Complete the following:
1. According to the biography of Moonyeenn Lee, in which year did she found Khulisa Productions?
2. Write a continuation of the biography of Moonyeenn Lee, beginning after its final sentence.
*** Opening of Provided text ***
- Born: February 1944 Johannesburg, South Africa
- Died: 18 July 2020 (aged 76) Johannesburg
- Occupation: Casting director
- Years active: 1974–2020
- Spouse: Leon Lee (div. 1973)
- Children: 2

= Moonyeenn Lee =

South African casting director (1944–2020)

Moonyeenn Lee (February 1944 – 18 July 2020) was a South African casting director, talent agent and producer. She earned Primetime Emmy Award nominations for her work on the Hulu series The Looming Tower and the 2016 Roots remake. She became the first South African member of both the Motion Picture and Television Academies.

Lee founded the talent agency Moonyeenn Lee & Associates (MLA) in 1974 and Khulisa Productions in 1998. She was awarded the Lionel Ngakane Lifetime Achievement Award at the 2017 South African Film and Television Awards.

==Early and personal life==
Lee was born in Johannesburg. She was named after a character from the 1932 film Smilin' Through. She moved to England, where she was mostly educated, when she was 7 for her mother Shirley Hepburn's work as a stage actress whilst her father stayed behind in South Africa. She began working for a knitwear company in London at 17.
*** Close of Provided text ***
*** Opening of The data ***
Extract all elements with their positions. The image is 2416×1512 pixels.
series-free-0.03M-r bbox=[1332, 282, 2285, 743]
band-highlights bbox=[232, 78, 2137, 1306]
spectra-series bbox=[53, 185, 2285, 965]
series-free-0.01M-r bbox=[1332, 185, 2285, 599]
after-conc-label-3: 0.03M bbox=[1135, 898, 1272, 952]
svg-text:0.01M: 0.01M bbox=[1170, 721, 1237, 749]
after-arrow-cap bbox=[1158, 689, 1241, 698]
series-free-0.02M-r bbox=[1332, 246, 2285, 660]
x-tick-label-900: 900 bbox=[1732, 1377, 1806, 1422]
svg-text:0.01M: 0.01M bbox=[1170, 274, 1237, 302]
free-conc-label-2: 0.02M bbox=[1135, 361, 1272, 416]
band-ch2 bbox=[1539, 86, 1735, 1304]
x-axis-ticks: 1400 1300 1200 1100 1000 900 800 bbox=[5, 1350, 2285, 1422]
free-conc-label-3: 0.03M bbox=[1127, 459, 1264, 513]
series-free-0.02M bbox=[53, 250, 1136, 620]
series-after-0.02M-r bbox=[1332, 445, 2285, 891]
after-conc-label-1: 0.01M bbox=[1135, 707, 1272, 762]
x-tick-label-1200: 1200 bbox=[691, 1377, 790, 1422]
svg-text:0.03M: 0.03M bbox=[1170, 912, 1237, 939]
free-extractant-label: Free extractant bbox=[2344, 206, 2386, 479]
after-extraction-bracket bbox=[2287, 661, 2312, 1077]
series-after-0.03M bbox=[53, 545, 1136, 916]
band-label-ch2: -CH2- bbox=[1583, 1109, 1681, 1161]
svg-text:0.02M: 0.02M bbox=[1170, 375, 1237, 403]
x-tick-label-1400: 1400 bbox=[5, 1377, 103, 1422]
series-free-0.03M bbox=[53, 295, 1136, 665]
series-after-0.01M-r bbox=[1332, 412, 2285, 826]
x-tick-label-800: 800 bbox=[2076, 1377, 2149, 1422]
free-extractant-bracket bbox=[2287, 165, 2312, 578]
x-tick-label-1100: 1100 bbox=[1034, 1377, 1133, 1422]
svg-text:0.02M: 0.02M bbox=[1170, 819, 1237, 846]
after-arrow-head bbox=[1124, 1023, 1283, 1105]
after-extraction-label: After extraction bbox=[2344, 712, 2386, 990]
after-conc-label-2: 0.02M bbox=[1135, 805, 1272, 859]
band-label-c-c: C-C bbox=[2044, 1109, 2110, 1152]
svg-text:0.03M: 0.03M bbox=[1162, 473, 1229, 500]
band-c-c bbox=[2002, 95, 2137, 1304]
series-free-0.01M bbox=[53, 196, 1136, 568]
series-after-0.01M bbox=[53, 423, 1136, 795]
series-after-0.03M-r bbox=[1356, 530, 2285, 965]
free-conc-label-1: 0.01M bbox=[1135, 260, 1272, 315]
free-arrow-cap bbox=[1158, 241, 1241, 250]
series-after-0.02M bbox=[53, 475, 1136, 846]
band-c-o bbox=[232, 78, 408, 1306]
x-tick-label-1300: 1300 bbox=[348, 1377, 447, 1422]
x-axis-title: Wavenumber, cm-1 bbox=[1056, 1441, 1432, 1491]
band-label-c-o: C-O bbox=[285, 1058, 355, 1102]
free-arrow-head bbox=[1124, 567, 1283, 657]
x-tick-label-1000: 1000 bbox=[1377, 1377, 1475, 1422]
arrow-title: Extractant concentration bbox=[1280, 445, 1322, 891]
*** Close of The data ***
Answers per task:
1. 1998.

2.
Lee and salesman Leon Lee were married for five years and divorced in 1974. The pair had a son David and a daughter Cindy. After her divorce, Lee was looking for a new career. She trained to become an agent with James Fraser of Fraser and Dunlop in England.

Lee raised her children in Parkmore, who both now work in the entertainment industry. She later lived in Rosebank.

Lee's agency MLA announced Lee had died at the age of 76 in Johannesburg of complications related to COVID-19 on the morning of 18 July 2020. A number of actors, other industry people, and Minister of Arts and Culture Nathi Mthethwa paid their tributes.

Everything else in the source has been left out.